> _What is being asked_: Everything from the line holding "Convert this document image to plain text." through the last line below must be repeated exactly, and nothing else.

---------------

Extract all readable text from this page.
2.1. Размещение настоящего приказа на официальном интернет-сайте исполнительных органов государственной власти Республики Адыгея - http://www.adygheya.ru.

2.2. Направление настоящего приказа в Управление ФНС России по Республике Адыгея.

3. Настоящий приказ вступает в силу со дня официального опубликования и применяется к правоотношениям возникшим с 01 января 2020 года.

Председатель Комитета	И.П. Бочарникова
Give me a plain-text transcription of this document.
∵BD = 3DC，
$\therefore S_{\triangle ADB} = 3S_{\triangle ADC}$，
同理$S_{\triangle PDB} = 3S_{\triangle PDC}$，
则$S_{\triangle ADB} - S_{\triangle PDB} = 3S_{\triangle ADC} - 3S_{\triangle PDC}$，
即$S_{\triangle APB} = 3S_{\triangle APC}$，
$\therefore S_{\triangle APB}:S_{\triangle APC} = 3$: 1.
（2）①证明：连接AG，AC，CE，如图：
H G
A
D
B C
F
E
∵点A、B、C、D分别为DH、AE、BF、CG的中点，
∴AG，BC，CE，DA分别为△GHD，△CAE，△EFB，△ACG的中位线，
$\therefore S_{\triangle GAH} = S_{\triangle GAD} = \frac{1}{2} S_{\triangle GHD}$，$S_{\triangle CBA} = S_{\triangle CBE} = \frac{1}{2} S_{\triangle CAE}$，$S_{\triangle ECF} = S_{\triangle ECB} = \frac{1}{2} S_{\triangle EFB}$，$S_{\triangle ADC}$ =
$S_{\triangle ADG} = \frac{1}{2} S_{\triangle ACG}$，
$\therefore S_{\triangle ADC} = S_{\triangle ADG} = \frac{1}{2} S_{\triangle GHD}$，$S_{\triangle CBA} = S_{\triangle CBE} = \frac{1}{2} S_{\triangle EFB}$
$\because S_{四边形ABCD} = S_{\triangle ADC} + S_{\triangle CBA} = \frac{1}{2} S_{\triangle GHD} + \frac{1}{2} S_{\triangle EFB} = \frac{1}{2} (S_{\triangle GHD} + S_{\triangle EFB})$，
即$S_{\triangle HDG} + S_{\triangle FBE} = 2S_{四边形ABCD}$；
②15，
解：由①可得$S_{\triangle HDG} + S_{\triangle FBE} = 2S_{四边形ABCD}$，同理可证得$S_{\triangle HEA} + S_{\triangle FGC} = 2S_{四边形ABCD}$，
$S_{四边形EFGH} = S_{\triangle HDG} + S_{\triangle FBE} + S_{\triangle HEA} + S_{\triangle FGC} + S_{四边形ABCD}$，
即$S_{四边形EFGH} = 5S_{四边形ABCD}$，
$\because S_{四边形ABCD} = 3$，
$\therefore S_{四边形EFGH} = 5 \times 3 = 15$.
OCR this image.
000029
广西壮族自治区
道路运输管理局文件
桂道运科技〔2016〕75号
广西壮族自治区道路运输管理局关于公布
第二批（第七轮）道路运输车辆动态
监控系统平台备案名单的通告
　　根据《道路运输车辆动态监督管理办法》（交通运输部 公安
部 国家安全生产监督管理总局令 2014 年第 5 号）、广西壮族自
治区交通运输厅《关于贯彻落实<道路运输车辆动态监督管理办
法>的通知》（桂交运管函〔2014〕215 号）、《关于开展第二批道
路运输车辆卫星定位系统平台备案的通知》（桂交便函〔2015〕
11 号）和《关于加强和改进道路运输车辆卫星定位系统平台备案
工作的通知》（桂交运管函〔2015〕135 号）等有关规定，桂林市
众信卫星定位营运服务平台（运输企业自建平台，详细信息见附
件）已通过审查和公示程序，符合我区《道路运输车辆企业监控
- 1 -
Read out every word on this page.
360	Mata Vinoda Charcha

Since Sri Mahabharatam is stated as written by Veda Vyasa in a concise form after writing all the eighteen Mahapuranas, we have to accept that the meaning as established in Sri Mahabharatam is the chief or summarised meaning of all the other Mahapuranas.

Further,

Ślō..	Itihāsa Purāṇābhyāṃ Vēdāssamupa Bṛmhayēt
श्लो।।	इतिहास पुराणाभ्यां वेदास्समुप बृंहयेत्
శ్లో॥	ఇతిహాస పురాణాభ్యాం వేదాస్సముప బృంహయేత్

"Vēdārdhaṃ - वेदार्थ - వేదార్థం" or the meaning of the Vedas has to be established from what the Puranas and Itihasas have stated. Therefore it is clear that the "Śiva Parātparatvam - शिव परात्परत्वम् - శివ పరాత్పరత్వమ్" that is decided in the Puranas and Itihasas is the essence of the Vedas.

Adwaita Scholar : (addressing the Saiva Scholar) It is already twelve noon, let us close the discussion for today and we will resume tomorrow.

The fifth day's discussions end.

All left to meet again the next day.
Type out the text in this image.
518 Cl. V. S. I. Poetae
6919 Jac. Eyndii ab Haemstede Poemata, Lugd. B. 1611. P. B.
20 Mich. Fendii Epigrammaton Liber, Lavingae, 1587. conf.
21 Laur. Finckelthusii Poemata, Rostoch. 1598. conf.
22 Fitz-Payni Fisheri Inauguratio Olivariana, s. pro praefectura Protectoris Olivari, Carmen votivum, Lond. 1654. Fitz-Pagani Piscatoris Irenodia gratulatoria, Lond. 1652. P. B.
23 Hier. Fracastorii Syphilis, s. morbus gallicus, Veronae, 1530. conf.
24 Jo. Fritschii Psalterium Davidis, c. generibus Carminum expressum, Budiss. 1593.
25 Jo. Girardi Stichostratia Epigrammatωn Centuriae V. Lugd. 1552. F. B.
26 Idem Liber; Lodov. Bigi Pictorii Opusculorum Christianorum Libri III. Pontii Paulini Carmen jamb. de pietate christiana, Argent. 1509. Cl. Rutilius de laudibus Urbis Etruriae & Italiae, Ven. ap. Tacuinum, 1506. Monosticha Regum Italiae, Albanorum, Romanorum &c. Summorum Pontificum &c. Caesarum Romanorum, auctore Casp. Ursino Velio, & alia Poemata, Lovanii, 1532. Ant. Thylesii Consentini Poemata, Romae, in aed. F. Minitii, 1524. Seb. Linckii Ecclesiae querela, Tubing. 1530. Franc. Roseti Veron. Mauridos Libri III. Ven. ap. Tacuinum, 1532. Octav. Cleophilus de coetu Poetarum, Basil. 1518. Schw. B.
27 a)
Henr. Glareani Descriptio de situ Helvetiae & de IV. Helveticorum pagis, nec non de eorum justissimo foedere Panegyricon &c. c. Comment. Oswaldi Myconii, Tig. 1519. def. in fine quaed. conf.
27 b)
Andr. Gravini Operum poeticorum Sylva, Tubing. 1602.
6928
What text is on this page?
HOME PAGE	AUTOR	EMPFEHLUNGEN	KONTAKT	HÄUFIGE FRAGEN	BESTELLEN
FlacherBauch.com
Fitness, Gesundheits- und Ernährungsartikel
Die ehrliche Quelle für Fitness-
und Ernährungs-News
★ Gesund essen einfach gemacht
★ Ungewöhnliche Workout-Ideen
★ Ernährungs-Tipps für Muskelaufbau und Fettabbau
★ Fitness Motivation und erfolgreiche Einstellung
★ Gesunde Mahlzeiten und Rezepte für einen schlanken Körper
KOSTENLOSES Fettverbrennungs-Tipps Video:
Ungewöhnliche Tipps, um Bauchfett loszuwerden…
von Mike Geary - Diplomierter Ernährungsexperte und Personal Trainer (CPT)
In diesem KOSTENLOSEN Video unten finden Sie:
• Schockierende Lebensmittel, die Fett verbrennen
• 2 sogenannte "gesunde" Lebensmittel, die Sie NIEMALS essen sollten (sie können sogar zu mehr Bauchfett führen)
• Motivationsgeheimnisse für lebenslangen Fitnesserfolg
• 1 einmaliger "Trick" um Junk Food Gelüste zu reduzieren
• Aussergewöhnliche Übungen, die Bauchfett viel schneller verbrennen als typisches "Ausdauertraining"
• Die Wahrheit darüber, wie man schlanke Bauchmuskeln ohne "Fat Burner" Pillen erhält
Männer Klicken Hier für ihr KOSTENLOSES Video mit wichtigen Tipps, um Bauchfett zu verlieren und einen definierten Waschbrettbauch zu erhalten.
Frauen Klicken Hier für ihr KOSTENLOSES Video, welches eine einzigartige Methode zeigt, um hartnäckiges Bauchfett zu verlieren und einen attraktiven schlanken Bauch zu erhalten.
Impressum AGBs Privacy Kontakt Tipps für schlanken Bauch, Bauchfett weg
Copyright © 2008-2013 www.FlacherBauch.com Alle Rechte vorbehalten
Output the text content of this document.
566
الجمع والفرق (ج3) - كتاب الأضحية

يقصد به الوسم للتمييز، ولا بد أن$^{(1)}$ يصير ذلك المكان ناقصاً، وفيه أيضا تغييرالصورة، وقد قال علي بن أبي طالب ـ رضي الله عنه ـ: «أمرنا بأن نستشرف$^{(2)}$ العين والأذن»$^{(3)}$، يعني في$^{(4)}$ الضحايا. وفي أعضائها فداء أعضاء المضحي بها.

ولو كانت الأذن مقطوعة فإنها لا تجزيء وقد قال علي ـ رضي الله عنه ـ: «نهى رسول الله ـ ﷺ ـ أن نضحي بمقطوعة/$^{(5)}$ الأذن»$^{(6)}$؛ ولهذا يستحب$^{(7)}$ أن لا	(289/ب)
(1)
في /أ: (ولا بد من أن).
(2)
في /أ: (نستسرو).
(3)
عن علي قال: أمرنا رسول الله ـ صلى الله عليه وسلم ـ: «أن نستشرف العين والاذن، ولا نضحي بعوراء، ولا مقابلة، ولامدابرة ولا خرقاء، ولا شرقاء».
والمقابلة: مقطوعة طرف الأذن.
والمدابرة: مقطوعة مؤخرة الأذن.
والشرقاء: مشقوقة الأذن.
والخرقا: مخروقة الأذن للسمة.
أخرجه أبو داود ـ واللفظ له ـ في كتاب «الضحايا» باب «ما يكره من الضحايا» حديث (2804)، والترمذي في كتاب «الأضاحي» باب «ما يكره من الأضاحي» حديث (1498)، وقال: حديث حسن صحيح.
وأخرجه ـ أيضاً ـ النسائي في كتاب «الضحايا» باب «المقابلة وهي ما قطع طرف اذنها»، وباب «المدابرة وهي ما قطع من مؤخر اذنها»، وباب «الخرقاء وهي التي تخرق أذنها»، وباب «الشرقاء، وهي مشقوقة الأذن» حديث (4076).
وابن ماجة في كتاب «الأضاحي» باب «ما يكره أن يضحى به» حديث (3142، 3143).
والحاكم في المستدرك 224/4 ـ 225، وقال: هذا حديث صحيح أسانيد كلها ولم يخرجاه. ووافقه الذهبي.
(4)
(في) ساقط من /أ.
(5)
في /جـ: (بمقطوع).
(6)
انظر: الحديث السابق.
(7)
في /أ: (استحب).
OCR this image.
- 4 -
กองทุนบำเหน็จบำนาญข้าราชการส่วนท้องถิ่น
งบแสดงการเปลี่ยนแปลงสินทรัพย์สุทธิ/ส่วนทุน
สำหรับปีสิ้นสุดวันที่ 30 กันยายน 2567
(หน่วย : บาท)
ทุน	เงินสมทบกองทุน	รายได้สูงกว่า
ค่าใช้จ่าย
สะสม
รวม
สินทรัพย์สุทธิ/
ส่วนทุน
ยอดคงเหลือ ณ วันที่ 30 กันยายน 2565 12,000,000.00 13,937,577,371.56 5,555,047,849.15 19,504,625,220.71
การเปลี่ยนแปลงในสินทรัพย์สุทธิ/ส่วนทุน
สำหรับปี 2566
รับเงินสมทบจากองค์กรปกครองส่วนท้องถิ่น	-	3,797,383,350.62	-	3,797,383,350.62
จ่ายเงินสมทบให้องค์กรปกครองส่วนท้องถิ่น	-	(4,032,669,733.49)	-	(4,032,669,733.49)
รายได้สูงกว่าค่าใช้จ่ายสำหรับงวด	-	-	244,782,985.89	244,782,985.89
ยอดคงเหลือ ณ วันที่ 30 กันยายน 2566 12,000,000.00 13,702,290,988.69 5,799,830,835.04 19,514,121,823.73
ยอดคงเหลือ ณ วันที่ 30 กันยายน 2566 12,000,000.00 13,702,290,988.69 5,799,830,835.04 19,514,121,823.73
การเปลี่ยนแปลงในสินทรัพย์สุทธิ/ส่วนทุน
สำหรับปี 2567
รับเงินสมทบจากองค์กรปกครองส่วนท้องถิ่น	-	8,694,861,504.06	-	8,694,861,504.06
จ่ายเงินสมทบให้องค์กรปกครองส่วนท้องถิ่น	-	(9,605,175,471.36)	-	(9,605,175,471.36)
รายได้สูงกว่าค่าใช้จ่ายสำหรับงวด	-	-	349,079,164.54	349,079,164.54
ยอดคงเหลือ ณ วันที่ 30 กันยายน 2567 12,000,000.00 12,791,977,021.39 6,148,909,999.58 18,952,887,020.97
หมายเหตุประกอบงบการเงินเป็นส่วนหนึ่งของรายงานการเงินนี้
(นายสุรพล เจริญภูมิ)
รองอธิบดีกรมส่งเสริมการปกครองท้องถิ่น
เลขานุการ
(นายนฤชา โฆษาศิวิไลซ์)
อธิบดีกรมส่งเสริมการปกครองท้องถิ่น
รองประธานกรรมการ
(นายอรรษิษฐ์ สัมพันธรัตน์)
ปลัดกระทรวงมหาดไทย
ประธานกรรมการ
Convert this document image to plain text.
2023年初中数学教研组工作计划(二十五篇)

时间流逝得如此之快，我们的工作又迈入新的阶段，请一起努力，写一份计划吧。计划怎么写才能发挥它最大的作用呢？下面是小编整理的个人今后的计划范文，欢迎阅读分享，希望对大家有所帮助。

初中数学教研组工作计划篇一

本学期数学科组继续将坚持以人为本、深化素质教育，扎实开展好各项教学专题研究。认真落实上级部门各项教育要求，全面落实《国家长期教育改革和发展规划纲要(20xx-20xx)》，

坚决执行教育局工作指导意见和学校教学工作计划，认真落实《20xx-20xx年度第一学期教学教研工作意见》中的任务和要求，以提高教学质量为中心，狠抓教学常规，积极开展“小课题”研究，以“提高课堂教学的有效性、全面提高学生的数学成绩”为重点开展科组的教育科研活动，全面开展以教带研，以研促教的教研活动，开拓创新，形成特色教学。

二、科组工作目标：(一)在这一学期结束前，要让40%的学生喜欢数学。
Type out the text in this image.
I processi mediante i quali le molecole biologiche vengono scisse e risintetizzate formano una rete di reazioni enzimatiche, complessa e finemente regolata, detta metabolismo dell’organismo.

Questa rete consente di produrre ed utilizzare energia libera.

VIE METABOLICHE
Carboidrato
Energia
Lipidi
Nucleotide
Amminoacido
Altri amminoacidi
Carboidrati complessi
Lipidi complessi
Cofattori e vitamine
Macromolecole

---------------

> _The output_:
Convert this document image to plain text.
2023年初中数学教研组工作计划(二十五篇)

时间流逝得如此之快，我们的工作又迈入新的阶段，请一起努力，写一份计划吧。计划怎么写才能发挥它最大的作用呢？下面是小编整理的个人今后的计划范文，欢迎阅读分享，希望对大家有所帮助。

初中数学教研组工作计划篇一

本学期数学科组继续将坚持以人为本、深化素质教育，扎实开展好各项教学专题研究。认真落实上级部门各项教育要求，全面落实《国家长期教育改革和发展规划纲要(20xx-20xx)》，

坚决执行教育局工作指导意见和学校教学工作计划，认真落实《20xx-20xx年度第一学期教学教研工作意见》中的任务和要求，以提高教学质量为中心，狠抓教学常规，积极开展“小课题”研究，以“提高课堂教学的有效性、全面提高学生的数学成绩”为重点开展科组的教育科研活动，全面开展以教带研，以研促教的教研活动，开拓创新，形成特色教学。

二、科组工作目标：(一)在这一学期结束前，要让40%的学生喜欢数学。
Type out the text in this image.
I processi mediante i quali le molecole biologiche vengono scisse e risintetizzate formano una rete di reazioni enzimatiche, complessa e finemente regolata, detta metabolismo dell’organismo.

Questa rete consente di produrre ed utilizzare energia libera.

VIE METABOLICHE
Carboidrato
Energia
Lipidi
Nucleotide
Amminoacido
Altri amminoacidi
Carboidrati complessi
Lipidi complessi
Cofattori e vitamine
Macromolecole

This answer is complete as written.